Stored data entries
::::::::::
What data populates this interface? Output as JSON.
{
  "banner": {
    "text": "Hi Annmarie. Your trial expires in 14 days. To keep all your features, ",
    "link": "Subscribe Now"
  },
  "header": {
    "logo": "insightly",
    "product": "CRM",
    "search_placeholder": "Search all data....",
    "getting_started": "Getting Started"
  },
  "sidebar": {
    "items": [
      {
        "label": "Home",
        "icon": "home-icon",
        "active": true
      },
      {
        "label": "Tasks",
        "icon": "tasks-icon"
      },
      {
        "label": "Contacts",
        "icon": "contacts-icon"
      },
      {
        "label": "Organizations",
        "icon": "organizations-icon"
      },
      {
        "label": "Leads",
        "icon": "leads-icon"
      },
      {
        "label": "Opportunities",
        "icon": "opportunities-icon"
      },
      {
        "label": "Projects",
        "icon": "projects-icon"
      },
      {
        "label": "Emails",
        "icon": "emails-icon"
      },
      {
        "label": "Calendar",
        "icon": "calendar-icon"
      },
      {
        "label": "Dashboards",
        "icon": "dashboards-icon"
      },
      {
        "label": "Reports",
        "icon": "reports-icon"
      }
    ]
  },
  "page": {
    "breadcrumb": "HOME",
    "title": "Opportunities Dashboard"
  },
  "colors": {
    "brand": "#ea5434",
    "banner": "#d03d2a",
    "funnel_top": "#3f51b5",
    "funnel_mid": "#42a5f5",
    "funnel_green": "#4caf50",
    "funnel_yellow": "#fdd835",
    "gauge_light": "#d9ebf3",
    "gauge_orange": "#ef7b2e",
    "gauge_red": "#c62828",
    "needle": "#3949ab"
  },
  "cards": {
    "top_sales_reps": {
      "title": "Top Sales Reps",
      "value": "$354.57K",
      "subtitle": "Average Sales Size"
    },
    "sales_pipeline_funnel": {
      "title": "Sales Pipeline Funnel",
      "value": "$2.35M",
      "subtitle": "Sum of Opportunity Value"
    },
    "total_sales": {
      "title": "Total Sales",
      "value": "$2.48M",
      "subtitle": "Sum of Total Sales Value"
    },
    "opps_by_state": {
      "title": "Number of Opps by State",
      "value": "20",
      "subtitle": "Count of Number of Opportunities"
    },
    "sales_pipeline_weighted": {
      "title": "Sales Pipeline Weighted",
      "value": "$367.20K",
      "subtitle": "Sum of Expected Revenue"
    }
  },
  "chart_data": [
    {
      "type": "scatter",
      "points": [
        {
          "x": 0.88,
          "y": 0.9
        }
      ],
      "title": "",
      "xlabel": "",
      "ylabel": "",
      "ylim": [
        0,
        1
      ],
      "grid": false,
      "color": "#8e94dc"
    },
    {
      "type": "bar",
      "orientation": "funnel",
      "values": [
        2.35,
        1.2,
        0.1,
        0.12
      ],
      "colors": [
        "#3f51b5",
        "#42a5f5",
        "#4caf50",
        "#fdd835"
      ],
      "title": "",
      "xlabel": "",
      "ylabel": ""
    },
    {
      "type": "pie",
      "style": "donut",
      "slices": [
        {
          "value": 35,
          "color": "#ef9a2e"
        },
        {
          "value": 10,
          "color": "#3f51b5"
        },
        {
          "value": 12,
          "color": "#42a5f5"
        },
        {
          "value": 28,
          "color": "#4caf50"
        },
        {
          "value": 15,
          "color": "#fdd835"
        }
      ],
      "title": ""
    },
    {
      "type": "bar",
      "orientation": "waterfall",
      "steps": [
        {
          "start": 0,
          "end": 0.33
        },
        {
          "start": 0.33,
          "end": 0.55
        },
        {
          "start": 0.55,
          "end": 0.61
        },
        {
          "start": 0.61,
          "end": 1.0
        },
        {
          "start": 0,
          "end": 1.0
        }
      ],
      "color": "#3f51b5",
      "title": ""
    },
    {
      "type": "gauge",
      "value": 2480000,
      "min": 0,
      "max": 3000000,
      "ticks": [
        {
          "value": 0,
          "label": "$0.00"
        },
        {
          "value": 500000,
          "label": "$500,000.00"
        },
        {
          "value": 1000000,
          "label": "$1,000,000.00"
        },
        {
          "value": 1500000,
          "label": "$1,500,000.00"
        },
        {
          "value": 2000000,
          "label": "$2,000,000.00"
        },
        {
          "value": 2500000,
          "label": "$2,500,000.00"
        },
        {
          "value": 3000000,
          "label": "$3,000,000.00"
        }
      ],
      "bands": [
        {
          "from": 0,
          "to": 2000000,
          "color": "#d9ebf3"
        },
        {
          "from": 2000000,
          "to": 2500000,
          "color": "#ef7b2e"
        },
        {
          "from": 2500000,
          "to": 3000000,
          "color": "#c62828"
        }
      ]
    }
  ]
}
::::::::::
• **What to produce**
Where a line of the data holds "icon", show that line.

• **Output of the exercise**
        "icon": "home-icon",
        "icon": "tasks-icon"
        "icon": "contacts-icon"
        "icon": "organizations-icon"
        "icon": "leads-icon"
        "icon": "opportunities-icon"
        "icon": "projects-icon"
        "icon": "emails-icon"
        "icon": "calendar-icon"
        "icon": "dashboards-icon"
        "icon": "reports-icon"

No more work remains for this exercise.